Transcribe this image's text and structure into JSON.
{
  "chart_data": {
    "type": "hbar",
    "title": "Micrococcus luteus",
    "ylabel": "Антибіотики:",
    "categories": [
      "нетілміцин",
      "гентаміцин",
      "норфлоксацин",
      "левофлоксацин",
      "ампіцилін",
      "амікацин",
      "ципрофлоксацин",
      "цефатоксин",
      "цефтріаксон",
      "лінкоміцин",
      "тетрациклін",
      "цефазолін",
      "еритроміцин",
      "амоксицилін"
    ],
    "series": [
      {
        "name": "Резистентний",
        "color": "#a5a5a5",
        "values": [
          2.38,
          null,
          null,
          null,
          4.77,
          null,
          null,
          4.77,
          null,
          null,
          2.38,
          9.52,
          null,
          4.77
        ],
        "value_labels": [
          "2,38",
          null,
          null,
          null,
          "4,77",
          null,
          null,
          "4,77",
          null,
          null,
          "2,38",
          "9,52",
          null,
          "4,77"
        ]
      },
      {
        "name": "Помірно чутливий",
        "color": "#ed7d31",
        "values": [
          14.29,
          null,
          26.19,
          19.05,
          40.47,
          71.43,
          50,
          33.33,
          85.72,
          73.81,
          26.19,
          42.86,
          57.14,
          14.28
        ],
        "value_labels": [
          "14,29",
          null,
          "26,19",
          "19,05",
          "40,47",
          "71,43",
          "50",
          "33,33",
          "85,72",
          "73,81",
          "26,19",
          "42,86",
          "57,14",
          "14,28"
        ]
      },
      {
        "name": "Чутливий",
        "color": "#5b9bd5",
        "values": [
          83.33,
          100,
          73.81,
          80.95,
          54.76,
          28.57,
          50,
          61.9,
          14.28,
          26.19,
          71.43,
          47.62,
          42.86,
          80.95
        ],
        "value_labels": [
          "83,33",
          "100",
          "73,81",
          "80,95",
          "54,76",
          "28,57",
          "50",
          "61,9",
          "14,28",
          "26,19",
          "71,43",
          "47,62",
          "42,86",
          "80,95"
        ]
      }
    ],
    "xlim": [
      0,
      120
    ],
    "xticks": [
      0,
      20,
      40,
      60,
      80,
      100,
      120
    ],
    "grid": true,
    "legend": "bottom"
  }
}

····················

Set exercise:
From the first line to the last, retype the data exactly.

Answer:
Transcribe this image's text and structure into JSON.
{
  "chart_data": {
    "type": "hbar",
    "title": "Micrococcus luteus",
    "ylabel": "Антибіотики:",
    "categories": [
      "нетілміцин",
      "гентаміцин",
      "норфлоксацин",
      "левофлоксацин",
      "ампіцилін",
      "амікацин",
      "ципрофлоксацин",
      "цефатоксин",
      "цефтріаксон",
      "лінкоміцин",
      "тетрациклін",
      "цефазолін",
      "еритроміцин",
      "амоксицилін"
    ],
    "series": [
      {
        "name": "Резистентний",
        "color": "#a5a5a5",
        "values": [
          2.38,
          null,
          null,
          null,
          4.77,
          null,
          null,
          4.77,
          null,
          null,
          2.38,
          9.52,
          null,
          4.77
        ],
        "value_labels": [
          "2,38",
          null,
          null,
          null,
          "4,77",
          null,
          null,
          "4,77",
          null,
          null,
          "2,38",
          "9,52",
          null,
          "4,77"
        ]
      },
      {
        "name": "Помірно чутливий",
        "color": "#ed7d31",
        "values": [
          14.29,
          null,
          26.19,
          19.05,
          40.47,
          71.43,
          50,
          33.33,
          85.72,
          73.81,
          26.19,
          42.86,
          57.14,
          14.28
        ],
        "value_labels": [
          "14,29",
          null,
          "26,19",
          "19,05",
          "40,47",
          "71,43",
          "50",
          "33,33",
          "85,72",
          "73,81",
          "26,19",
          "42,86",
          "57,14",
          "14,28"
        ]
      },
      {
        "name": "Чутливий",
        "color": "#5b9bd5",
        "values": [
          83.33,
          100,
          73.81,
          80.95,
          54.76,
          28.57,
          50,
          61.9,
          14.28,
          26.19,
          71.43,
          47.62,
          42.86,
          80.95
        ],
        "value_labels": [
          "83,33",
          "100",
          "73,81",
          "80,95",
          "54,76",
          "28,57",
          "50",
          "61,9",
          "14,28",
          "26,19",
          "71,43",
          "47,62",
          "42,86",
          "80,95"
        ]
      }
    ],
    "xlim": [
      0,
      120
    ],
    "xticks": [
      0,
      20,
      40,
      60,
      80,
      100,
      120
    ],
    "grid": true,
    "legend": "bottom"
  }
}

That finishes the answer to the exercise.